TASK TO CARRY OUT. Find the word "xlabel" in the records below. List each line containing it.

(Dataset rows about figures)
──────────────────────────────
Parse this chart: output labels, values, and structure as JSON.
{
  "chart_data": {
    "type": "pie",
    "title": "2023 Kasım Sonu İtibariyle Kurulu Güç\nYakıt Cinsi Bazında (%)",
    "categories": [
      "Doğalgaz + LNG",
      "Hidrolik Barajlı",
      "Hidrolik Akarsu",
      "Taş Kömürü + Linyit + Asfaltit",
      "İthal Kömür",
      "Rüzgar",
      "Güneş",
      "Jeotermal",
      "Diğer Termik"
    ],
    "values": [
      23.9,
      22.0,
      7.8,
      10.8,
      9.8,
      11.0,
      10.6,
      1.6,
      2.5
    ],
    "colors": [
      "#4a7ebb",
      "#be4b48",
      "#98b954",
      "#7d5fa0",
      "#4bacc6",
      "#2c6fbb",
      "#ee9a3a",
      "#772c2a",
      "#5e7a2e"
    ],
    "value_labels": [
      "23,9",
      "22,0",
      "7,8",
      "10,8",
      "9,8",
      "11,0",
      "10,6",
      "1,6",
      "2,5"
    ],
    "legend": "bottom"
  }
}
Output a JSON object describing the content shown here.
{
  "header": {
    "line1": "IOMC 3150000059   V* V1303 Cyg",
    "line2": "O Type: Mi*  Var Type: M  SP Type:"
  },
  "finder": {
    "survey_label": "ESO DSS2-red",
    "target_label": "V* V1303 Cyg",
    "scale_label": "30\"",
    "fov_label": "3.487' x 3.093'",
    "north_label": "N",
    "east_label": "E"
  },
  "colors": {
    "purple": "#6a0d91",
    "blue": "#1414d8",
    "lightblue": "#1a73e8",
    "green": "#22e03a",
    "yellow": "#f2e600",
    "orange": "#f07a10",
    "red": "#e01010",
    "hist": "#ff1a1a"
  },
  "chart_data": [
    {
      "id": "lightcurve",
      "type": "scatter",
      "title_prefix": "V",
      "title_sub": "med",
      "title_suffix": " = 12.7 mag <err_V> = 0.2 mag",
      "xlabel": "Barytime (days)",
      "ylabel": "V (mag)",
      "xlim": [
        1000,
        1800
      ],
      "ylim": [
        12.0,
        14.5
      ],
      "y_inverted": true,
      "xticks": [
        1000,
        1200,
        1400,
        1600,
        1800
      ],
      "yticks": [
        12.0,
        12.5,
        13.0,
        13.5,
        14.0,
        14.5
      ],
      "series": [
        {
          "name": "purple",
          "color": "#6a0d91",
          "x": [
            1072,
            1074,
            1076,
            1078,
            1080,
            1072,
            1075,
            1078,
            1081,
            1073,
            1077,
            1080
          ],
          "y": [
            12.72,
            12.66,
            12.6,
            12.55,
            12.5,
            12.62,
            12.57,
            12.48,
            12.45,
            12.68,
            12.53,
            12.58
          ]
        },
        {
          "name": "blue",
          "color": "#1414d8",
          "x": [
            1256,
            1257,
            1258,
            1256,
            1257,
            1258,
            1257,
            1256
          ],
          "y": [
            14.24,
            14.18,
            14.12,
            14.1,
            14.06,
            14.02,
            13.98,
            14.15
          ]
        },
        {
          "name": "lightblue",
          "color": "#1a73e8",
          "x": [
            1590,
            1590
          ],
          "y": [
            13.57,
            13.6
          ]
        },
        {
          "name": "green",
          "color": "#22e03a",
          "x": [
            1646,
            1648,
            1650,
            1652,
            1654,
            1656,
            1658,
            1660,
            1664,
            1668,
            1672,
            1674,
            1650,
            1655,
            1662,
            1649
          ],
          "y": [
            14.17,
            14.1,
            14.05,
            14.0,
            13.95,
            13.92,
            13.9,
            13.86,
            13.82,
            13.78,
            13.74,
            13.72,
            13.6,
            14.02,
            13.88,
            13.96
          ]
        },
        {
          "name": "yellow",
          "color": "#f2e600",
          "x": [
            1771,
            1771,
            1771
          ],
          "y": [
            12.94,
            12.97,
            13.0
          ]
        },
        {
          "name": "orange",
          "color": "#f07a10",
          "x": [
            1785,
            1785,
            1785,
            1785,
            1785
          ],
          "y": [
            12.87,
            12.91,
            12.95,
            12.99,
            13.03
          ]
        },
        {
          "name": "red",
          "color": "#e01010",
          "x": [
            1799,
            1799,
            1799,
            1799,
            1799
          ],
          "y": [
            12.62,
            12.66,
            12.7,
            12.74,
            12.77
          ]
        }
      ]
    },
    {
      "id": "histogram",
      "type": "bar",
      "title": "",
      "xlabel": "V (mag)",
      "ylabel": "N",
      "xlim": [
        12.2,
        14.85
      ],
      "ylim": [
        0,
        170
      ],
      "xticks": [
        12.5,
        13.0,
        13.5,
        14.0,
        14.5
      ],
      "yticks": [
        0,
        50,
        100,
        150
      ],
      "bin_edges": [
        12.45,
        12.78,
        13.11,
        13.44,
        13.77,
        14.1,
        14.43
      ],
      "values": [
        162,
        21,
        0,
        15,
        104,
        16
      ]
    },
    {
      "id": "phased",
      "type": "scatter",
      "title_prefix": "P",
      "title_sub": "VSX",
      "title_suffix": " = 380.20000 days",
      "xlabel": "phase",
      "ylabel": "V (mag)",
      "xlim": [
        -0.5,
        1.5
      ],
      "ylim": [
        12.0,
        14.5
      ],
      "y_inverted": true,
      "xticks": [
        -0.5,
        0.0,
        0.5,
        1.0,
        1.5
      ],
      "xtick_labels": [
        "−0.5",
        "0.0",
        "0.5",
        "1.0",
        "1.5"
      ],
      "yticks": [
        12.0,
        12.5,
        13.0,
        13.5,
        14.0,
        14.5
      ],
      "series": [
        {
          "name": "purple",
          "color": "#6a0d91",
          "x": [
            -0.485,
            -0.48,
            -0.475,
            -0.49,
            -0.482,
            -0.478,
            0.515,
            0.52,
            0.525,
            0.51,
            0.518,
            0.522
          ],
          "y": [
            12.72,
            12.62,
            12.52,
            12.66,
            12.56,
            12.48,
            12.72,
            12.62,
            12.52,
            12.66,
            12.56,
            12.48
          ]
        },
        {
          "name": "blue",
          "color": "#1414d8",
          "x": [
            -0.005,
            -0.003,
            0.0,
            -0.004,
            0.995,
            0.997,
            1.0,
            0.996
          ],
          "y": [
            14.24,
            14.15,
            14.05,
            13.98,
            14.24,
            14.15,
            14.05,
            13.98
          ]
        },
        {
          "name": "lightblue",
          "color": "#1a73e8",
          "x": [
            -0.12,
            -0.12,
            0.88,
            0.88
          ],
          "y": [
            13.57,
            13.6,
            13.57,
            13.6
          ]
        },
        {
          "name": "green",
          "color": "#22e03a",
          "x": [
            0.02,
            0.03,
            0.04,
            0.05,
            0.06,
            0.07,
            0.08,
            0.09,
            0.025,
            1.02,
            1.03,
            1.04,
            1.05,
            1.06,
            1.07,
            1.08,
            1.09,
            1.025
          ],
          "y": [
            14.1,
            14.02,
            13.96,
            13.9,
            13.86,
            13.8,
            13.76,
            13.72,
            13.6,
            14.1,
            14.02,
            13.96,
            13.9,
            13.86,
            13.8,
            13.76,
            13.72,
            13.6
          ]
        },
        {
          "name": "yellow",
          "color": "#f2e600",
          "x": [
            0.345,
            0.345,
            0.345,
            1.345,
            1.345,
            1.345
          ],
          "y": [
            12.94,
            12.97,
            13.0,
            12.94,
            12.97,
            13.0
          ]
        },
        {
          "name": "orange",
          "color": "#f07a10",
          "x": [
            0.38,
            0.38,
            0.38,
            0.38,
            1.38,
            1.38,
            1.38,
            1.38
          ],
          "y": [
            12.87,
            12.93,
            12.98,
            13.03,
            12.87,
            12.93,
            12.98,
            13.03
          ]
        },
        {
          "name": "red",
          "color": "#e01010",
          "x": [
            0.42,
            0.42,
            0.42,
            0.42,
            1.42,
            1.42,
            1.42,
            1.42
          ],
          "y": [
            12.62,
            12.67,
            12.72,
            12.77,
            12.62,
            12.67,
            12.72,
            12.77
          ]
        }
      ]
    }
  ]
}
──────────────────────────────
EXERCISE RESULT.
      "xlabel": "Barytime (days)",
      "xlabel": "V (mag)",
      "xlabel": "phase",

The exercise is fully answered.